◆ Stated problem: Do any lines in the data below contain "ROOM"? If so, copy every one of them.

◆ Provided data:
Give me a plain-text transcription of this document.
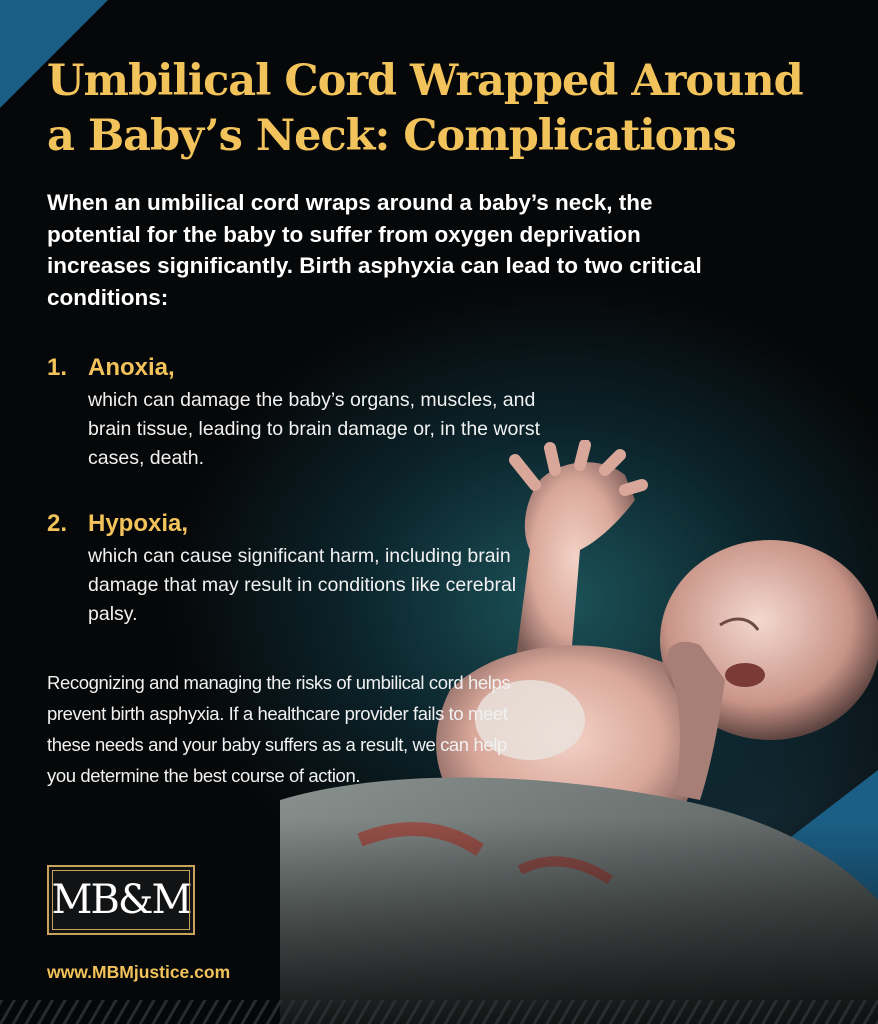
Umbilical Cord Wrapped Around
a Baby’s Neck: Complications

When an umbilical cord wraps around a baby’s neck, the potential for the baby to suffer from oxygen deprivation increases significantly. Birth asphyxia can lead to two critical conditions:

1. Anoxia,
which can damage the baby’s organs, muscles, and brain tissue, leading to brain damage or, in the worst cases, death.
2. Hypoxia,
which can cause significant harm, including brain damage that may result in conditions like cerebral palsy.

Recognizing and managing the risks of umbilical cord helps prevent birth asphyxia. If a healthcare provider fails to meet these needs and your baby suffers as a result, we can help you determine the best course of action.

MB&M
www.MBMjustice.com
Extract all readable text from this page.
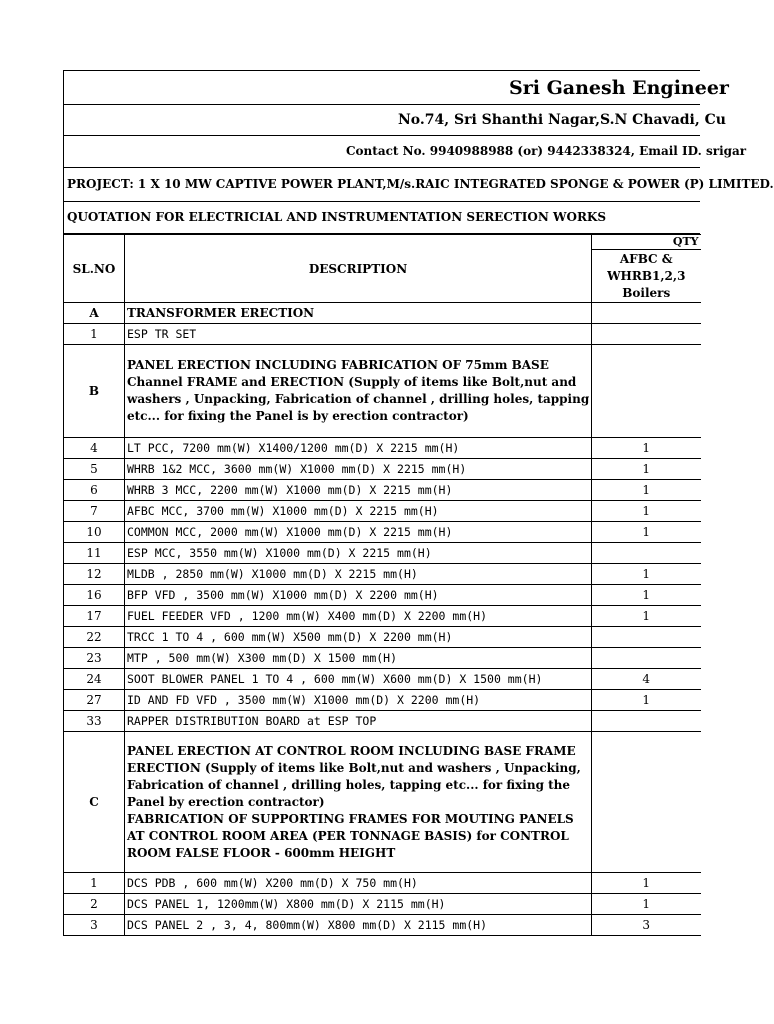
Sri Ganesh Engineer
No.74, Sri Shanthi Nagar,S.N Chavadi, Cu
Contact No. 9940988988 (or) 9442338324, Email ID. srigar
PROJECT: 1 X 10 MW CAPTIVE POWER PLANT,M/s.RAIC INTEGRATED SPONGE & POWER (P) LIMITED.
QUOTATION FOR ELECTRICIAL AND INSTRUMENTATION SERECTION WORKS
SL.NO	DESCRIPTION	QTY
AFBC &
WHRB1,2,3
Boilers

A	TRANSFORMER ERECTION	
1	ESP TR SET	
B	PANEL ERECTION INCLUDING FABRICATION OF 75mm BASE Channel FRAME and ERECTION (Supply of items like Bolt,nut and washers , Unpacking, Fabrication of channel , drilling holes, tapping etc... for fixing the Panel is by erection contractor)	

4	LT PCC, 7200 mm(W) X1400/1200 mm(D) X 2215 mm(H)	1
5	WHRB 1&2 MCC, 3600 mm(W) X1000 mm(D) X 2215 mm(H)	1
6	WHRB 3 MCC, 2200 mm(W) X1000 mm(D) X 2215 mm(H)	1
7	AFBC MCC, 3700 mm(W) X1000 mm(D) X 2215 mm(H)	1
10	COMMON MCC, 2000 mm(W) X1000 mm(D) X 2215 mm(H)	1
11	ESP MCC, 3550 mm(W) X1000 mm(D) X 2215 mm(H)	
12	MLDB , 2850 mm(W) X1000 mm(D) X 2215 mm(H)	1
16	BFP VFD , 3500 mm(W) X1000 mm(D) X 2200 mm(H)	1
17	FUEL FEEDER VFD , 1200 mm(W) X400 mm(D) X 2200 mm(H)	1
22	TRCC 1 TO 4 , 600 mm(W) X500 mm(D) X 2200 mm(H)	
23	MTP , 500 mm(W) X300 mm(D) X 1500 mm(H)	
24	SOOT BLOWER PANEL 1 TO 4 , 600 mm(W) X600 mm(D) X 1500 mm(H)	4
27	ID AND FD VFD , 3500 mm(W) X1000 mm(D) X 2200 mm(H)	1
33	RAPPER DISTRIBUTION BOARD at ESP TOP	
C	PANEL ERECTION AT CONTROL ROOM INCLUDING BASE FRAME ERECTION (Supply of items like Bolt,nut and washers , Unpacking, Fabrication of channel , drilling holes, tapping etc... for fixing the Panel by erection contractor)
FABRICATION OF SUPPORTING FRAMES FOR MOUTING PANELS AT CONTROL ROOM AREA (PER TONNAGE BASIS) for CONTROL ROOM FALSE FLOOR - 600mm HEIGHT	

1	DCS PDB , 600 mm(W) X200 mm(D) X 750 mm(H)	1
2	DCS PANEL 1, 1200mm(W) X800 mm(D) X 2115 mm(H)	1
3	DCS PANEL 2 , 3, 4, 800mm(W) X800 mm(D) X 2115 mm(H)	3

==

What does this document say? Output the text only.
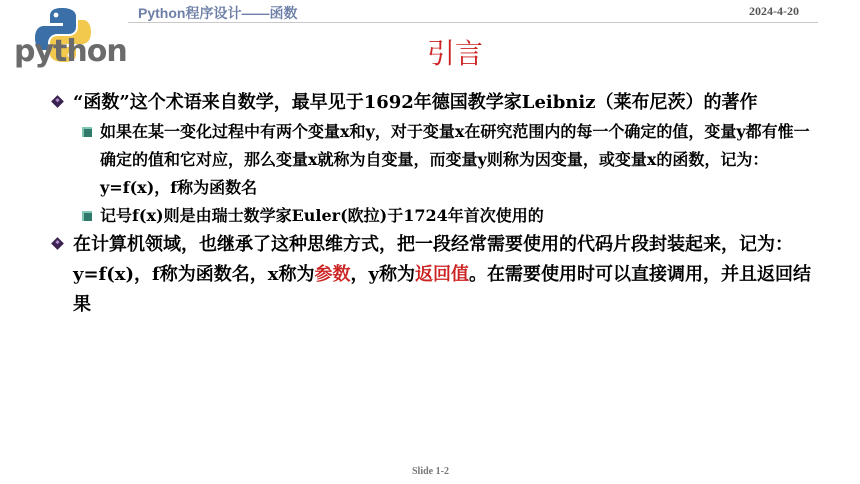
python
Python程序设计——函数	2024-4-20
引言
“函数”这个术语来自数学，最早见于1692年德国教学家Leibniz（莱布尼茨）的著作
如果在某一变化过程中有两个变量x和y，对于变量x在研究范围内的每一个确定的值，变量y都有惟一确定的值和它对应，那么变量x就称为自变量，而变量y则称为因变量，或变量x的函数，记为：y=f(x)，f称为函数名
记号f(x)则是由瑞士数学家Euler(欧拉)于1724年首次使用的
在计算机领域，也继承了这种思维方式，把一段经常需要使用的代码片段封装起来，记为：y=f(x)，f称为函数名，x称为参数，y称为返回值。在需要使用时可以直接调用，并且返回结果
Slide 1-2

--

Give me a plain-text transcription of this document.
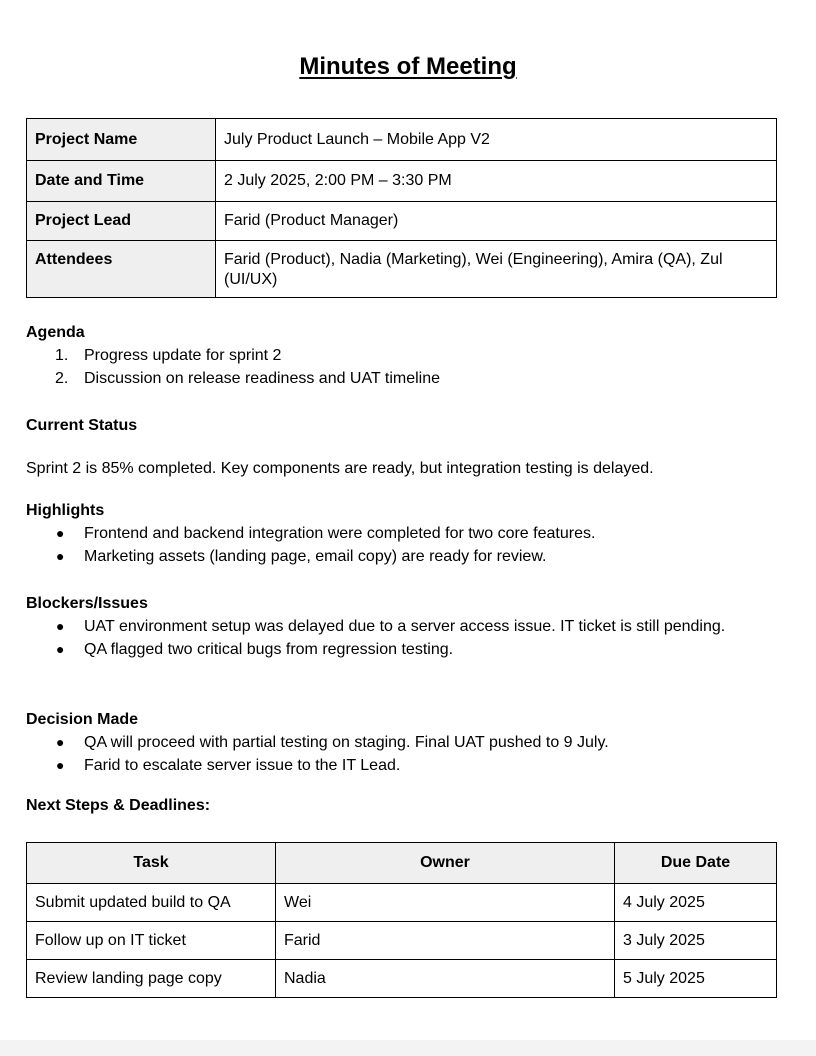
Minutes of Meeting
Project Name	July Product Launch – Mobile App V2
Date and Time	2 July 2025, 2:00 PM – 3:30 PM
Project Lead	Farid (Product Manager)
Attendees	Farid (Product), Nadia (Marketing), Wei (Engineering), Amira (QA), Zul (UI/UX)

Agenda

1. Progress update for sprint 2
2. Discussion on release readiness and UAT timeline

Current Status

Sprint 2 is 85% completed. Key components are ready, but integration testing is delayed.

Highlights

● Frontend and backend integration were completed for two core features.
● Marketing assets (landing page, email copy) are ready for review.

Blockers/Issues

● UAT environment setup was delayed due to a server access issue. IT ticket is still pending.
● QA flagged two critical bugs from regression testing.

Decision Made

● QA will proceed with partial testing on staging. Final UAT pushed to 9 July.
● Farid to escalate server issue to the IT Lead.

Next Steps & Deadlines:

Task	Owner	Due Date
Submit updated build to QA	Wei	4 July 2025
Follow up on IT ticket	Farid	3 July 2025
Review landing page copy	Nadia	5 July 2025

◆ Answer for the task:
C	PANEL ERECTION AT CONTROL ROOM INCLUDING BASE FRAME ERECTION (Supply of items like Bolt,nut and washers , Unpacking, Fabrication of channel , drilling holes, tapping etc... for fixing the Panel by erection contractor)
FABRICATION OF SUPPORTING FRAMES FOR MOUTING PANELS AT CONTROL ROOM AREA (PER TONNAGE BASIS) for CONTROL ROOM FALSE FLOOR - 600mm HEIGHT	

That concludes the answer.